WRITTEN EXERCISE.
Reproduce all of the listing below without alteration.

INPUT RECORDS.

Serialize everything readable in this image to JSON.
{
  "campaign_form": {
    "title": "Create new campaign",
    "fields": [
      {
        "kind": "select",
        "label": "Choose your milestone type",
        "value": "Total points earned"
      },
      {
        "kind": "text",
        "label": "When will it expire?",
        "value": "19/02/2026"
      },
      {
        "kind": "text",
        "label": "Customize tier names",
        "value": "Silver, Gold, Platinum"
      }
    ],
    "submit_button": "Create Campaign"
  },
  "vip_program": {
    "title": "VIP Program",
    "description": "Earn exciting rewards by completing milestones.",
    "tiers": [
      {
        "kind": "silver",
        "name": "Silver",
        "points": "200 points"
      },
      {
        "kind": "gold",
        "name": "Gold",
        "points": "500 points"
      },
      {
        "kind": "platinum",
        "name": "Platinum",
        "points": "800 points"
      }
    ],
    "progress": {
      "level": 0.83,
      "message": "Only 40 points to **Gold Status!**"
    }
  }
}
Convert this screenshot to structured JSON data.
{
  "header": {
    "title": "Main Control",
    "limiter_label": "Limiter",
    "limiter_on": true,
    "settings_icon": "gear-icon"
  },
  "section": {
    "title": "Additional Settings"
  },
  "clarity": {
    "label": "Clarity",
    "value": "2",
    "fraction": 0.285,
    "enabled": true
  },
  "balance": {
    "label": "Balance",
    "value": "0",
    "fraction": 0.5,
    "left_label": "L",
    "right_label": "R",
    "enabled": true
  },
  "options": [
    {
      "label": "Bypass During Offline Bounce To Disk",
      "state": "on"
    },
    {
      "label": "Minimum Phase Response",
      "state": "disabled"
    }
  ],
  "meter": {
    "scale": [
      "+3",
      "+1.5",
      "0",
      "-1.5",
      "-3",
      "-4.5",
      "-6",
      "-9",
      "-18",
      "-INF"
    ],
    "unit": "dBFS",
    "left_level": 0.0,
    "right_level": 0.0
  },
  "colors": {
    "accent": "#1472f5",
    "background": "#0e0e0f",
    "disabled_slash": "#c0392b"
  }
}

TASK OUTPUT.
Serialize everything readable in this image to JSON.
{
  "campaign_form": {
    "title": "Create new campaign",
    "fields": [
      {
        "kind": "select",
        "label": "Choose your milestone type",
        "value": "Total points earned"
      },
      {
        "kind": "text",
        "label": "When will it expire?",
        "value": "19/02/2026"
      },
      {
        "kind": "text",
        "label": "Customize tier names",
        "value": "Silver, Gold, Platinum"
      }
    ],
    "submit_button": "Create Campaign"
  },
  "vip_program": {
    "title": "VIP Program",
    "description": "Earn exciting rewards by completing milestones.",
    "tiers": [
      {
        "kind": "silver",
        "name": "Silver",
        "points": "200 points"
      },
      {
        "kind": "gold",
        "name": "Gold",
        "points": "500 points"
      },
      {
        "kind": "platinum",
        "name": "Platinum",
        "points": "800 points"
      }
    ],
    "progress": {
      "level": 0.83,
      "message": "Only 40 points to **Gold Status!**"
    }
  }
}
Convert this screenshot to structured JSON data.
{
  "header": {
    "title": "Main Control",
    "limiter_label": "Limiter",
    "limiter_on": true,
    "settings_icon": "gear-icon"
  },
  "section": {
    "title": "Additional Settings"
  },
  "clarity": {
    "label": "Clarity",
    "value": "2",
    "fraction": 0.285,
    "enabled": true
  },
  "balance": {
    "label": "Balance",
    "value": "0",
    "fraction": 0.5,
    "left_label": "L",
    "right_label": "R",
    "enabled": true
  },
  "options": [
    {
      "label": "Bypass During Offline Bounce To Disk",
      "state": "on"
    },
    {
      "label": "Minimum Phase Response",
      "state": "disabled"
    }
  ],
  "meter": {
    "scale": [
      "+3",
      "+1.5",
      "0",
      "-1.5",
      "-3",
      "-4.5",
      "-6",
      "-9",
      "-18",
      "-INF"
    ],
    "unit": "dBFS",
    "left_level": 0.0,
    "right_level": 0.0
  },
  "colors": {
    "accent": "#1472f5",
    "background": "#0e0e0f",
    "disabled_slash": "#c0392b"
  }
}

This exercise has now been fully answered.